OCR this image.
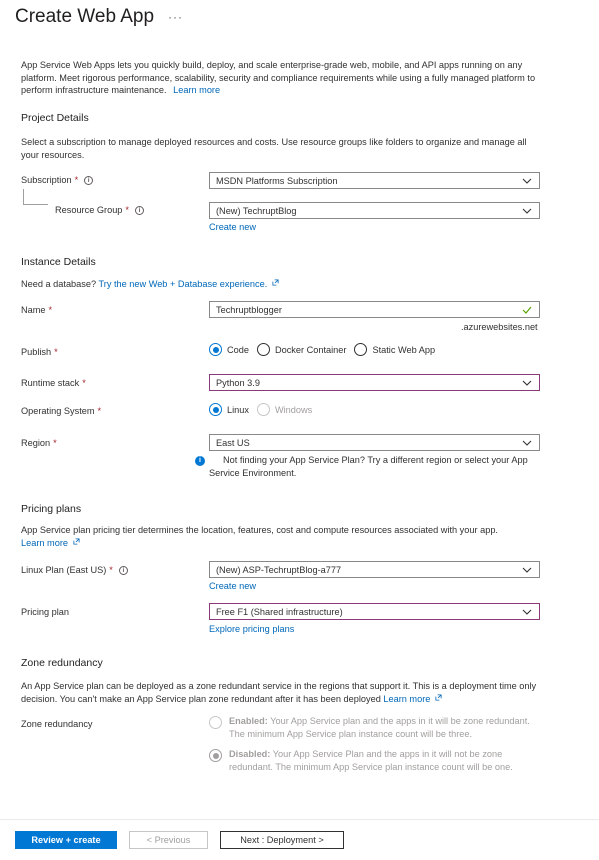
Create Web App ···
App Service Web Apps lets you quickly build, deploy, and scale enterprise-grade web, mobile, and API apps running on any platform. Meet rigorous performance, scalability, security and compliance requirements while using a fully managed platform to perform infrastructure maintenance. Learn more
Project Details
Select a subscription to manage deployed resources and costs. Use resource groups like folders to organize and manage all your resources.
Subscription *	i	MSDN Platforms Subscription
Resource Group *	i	(New) TechruptBlog
Create new
Instance Details
Need a database? Try the new Web + Database experience.
Name *	Techruptblogger
.azurewebsites.net
Publish *	Code	Docker Container	Static Web App
Runtime stack *	Python 3.9
Operating System *	Linux	Windows
Region *	East US
i	Not finding your App Service Plan? Try a different region or select your App Service Environment.
Pricing plans
App Service plan pricing tier determines the location, features, cost and compute resources associated with your app.
Learn more
Linux Plan (East US) *	i	(New) ASP-TechruptBlog-a777
Create new
Pricing plan	Free F1 (Shared infrastructure)
Explore pricing plans
Zone redundancy
An App Service plan can be deployed as a zone redundant service in the regions that support it. This is a deployment time only decision. You can't make an App Service plan zone redundant after it has been deployed Learn more
Zone redundancy	Enabled: Your App Service plan and the apps in it will be zone redundant. The minimum App Service plan instance count will be three.
Disabled: Your App Service Plan and the apps in it will not be zone redundant. The minimum App Service plan instance count will be one.
Review + create	< Previous	Next : Deployment >
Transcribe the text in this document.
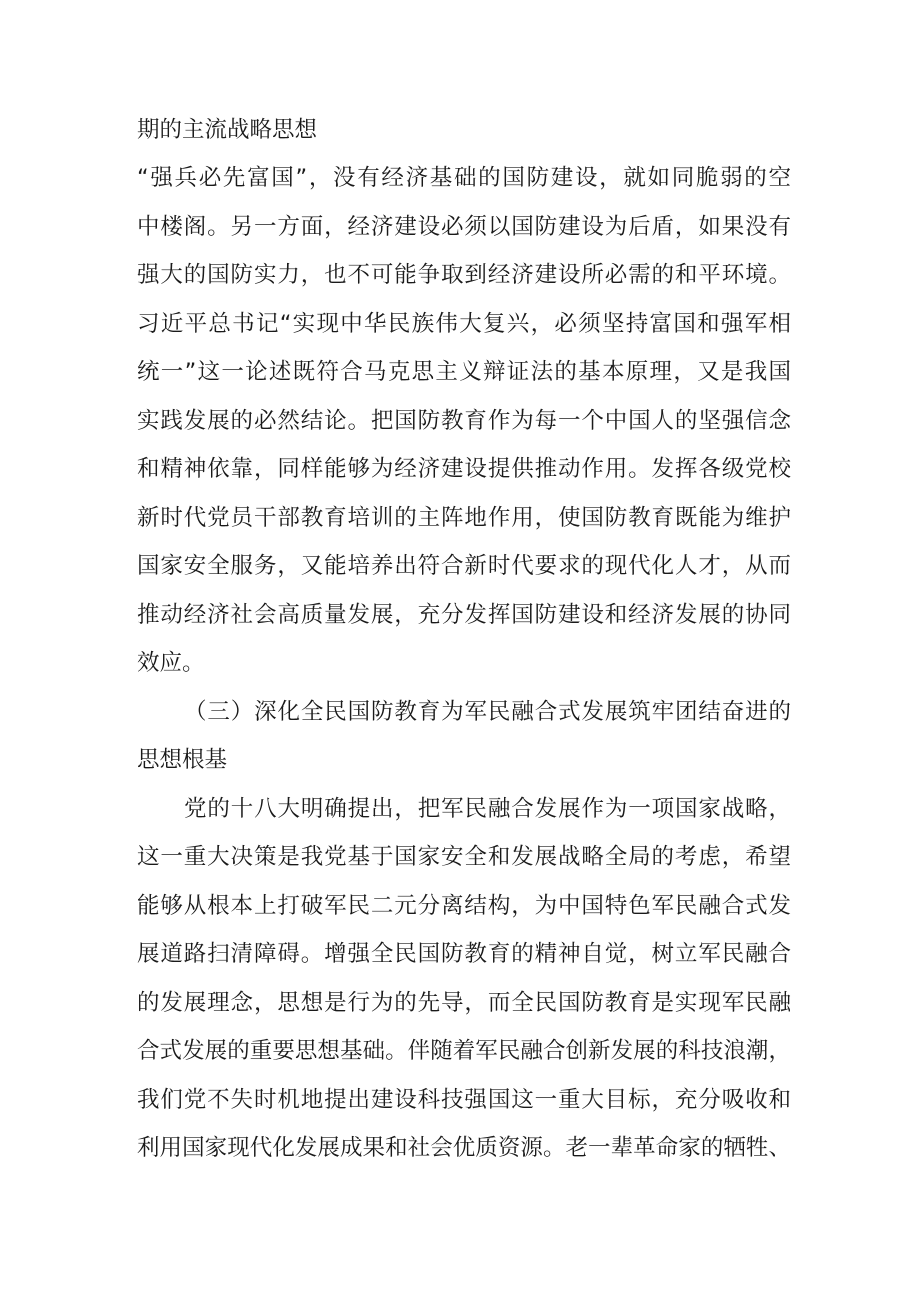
期的主流战略思想
“强兵必先富国”，没有经济基础的国防建设，就如同脆弱的空
中楼阁。另一方面，经济建设必须以国防建设为后盾，如果没有
强大的国防实力，也不可能争取到经济建设所必需的和平环境。
习近平总书记“实现中华民族伟大复兴，必须坚持富国和强军相
统一”这一论述既符合马克思主义辩证法的基本原理，又是我国
实践发展的必然结论。把国防教育作为每一个中国人的坚强信念
和精神依靠，同样能够为经济建设提供推动作用。发挥各级党校
新时代党员干部教育培训的主阵地作用，使国防教育既能为维护
国家安全服务，又能培养出符合新时代要求的现代化人才，从而
推动经济社会高质量发展，充分发挥国防建设和经济发展的协同
效应。
（三）深化全民国防教育为军民融合式发展筑牢团结奋进的
思想根基
党的十八大明确提出，把军民融合发展作为一项国家战略，
这一重大决策是我党基于国家安全和发展战略全局的考虑，希望
能够从根本上打破军民二元分离结构，为中国特色军民融合式发
展道路扫清障碍。增强全民国防教育的精神自觉，树立军民融合
的发展理念，思想是行为的先导，而全民国防教育是实现军民融
合式发展的重要思想基础。伴随着军民融合创新发展的科技浪潮，
我们党不失时机地提出建设科技强国这一重大目标，充分吸收和
利用国家现代化发展成果和社会优质资源。老一辈革命家的牺牲、
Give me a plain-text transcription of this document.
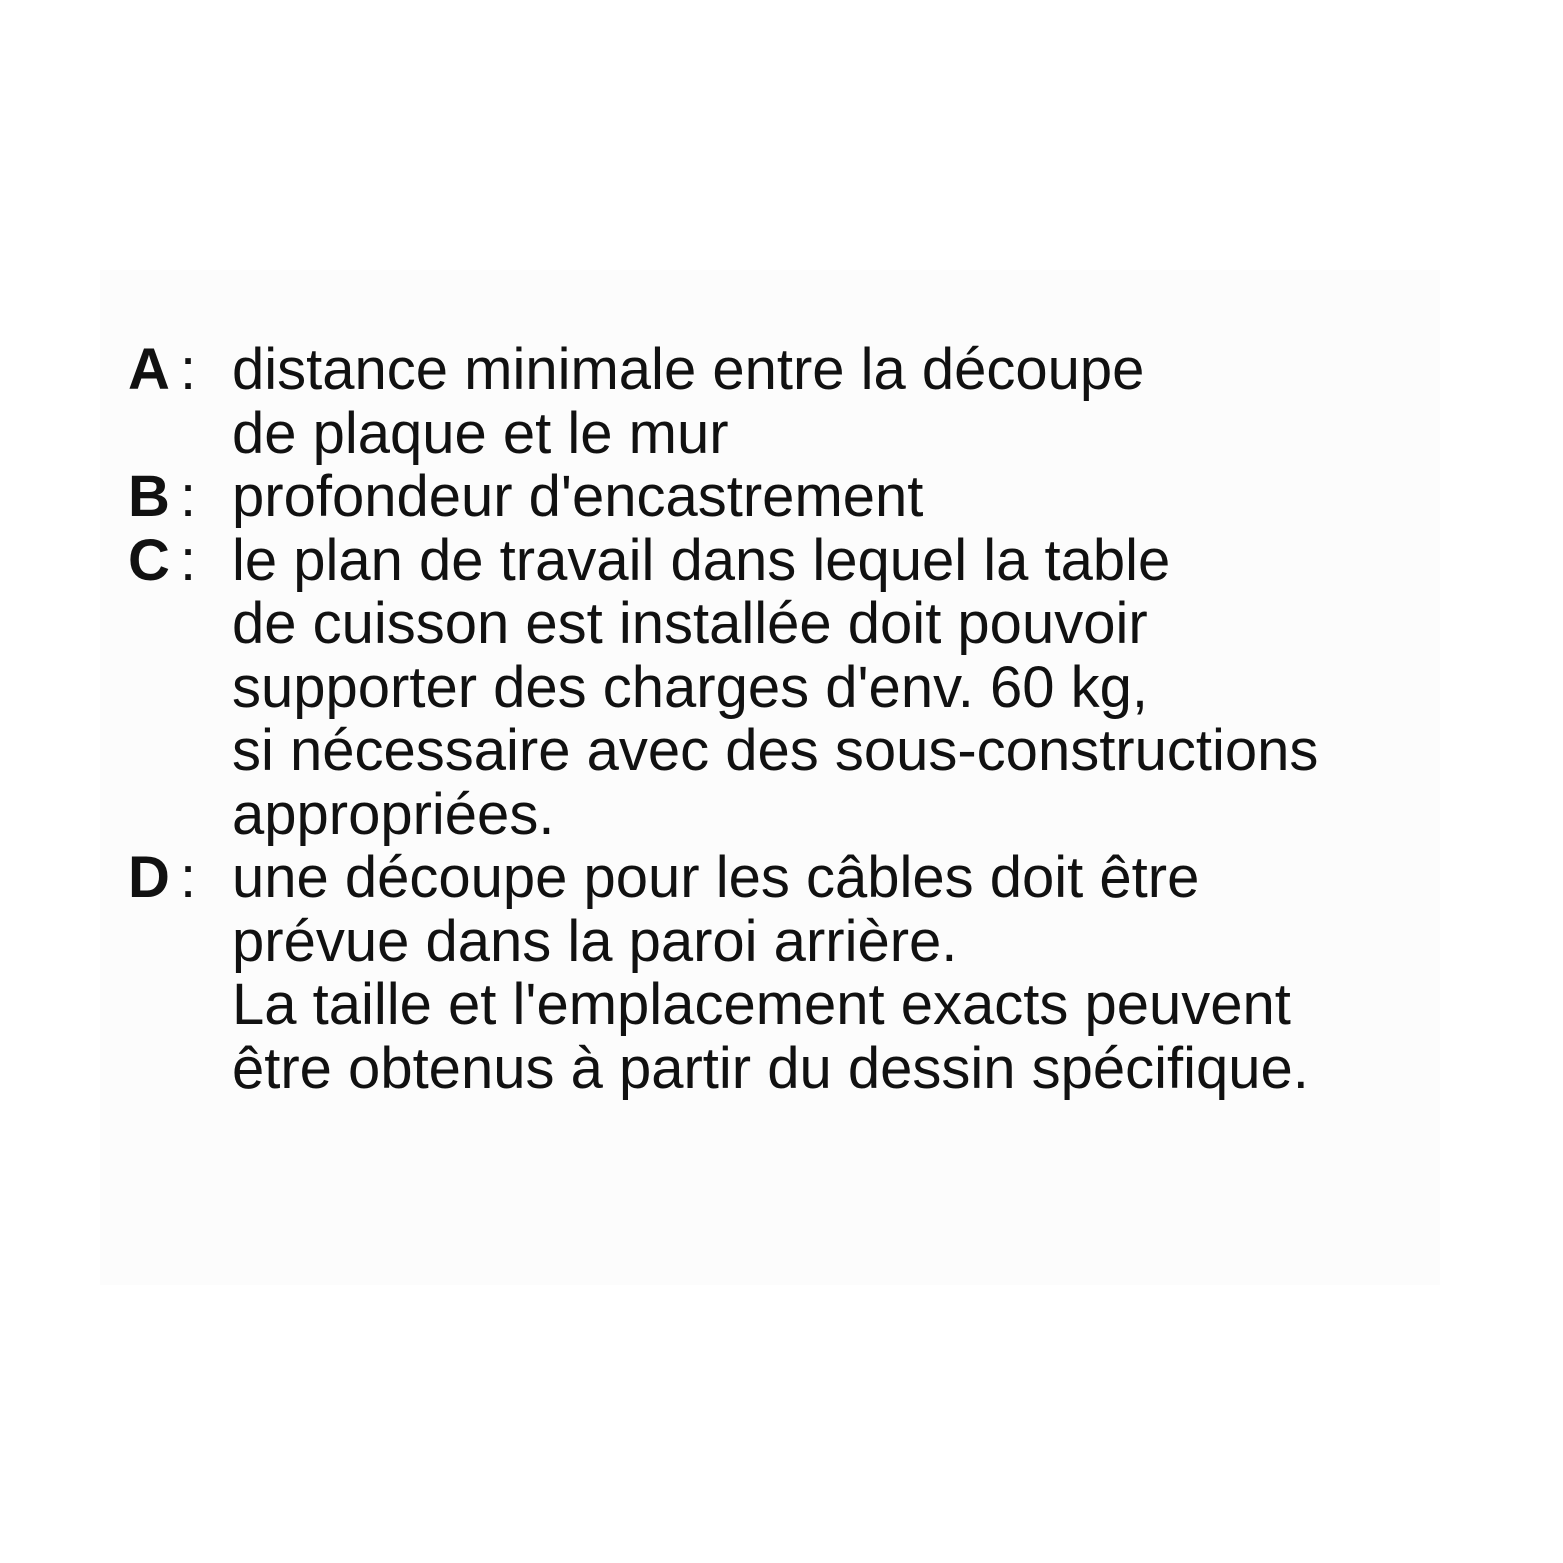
A : distance minimale entre la découpe
de plaque et le mur
B : profondeur d'encastrement
C : le plan de travail dans lequel la table
de cuisson est installée doit pouvoir
supporter des charges d'env. 60 kg,
si nécessaire avec des sous-constructions
appropriées.
D : une découpe pour les câbles doit être
prévue dans la paroi arrière.
La taille et l'emplacement exacts peuvent
être obtenus à partir du dessin spécifique.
^^^^^^^^
In your copy of the listing above, reproduce each line exactly and omit all pictures.

**ANSWER IN FULL:**
OCR this image.
Create Web App ···
App Service Web Apps lets you quickly build, deploy, and scale enterprise-grade web, mobile, and API apps running on any platform. Meet rigorous performance, scalability, security and compliance requirements while using a fully managed platform to perform infrastructure maintenance. Learn more
Project Details
Select a subscription to manage deployed resources and costs. Use resource groups like folders to organize and manage all your resources.
Subscription *	i	MSDN Platforms Subscription
Resource Group *	i	(New) TechruptBlog
Create new
Instance Details
Need a database? Try the new Web + Database experience.
Name *	Techruptblogger
.azurewebsites.net
Publish *	Code	Docker Container	Static Web App
Runtime stack *	Python 3.9
Operating System *	Linux	Windows
Region *	East US
i	Not finding your App Service Plan? Try a different region or select your App Service Environment.
Pricing plans
App Service plan pricing tier determines the location, features, cost and compute resources associated with your app.
Learn more
Linux Plan (East US) *	i	(New) ASP-TechruptBlog-a777
Create new
Pricing plan	Free F1 (Shared infrastructure)
Explore pricing plans
Zone redundancy
An App Service plan can be deployed as a zone redundant service in the regions that support it. This is a deployment time only decision. You can't make an App Service plan zone redundant after it has been deployed Learn more
Zone redundancy	Enabled: Your App Service plan and the apps in it will be zone redundant. The minimum App Service plan instance count will be three.
Disabled: Your App Service Plan and the apps in it will not be zone redundant. The minimum App Service plan instance count will be one.
Review + create	< Previous	Next : Deployment >
Transcribe the text in this document.
期的主流战略思想
“强兵必先富国”，没有经济基础的国防建设，就如同脆弱的空
中楼阁。另一方面，经济建设必须以国防建设为后盾，如果没有
强大的国防实力，也不可能争取到经济建设所必需的和平环境。
习近平总书记“实现中华民族伟大复兴，必须坚持富国和强军相
统一”这一论述既符合马克思主义辩证法的基本原理，又是我国
实践发展的必然结论。把国防教育作为每一个中国人的坚强信念
和精神依靠，同样能够为经济建设提供推动作用。发挥各级党校
新时代党员干部教育培训的主阵地作用，使国防教育既能为维护
国家安全服务，又能培养出符合新时代要求的现代化人才，从而
推动经济社会高质量发展，充分发挥国防建设和经济发展的协同
效应。
（三）深化全民国防教育为军民融合式发展筑牢团结奋进的
思想根基
党的十八大明确提出，把军民融合发展作为一项国家战略，
这一重大决策是我党基于国家安全和发展战略全局的考虑，希望
能够从根本上打破军民二元分离结构，为中国特色军民融合式发
展道路扫清障碍。增强全民国防教育的精神自觉，树立军民融合
的发展理念，思想是行为的先导，而全民国防教育是实现军民融
合式发展的重要思想基础。伴随着军民融合创新发展的科技浪潮，
我们党不失时机地提出建设科技强国这一重大目标，充分吸收和
利用国家现代化发展成果和社会优质资源。老一辈革命家的牺牲、
Give me a plain-text transcription of this document.
A : distance minimale entre la découpe
de plaque et le mur
B : profondeur d'encastrement
C : le plan de travail dans lequel la table
de cuisson est installée doit pouvoir
supporter des charges d'env. 60 kg,
si nécessaire avec des sous-constructions
appropriées.
D : une découpe pour les câbles doit être
prévue dans la paroi arrière.
La taille et l'emplacement exacts peuvent
être obtenus à partir du dessin spécifique.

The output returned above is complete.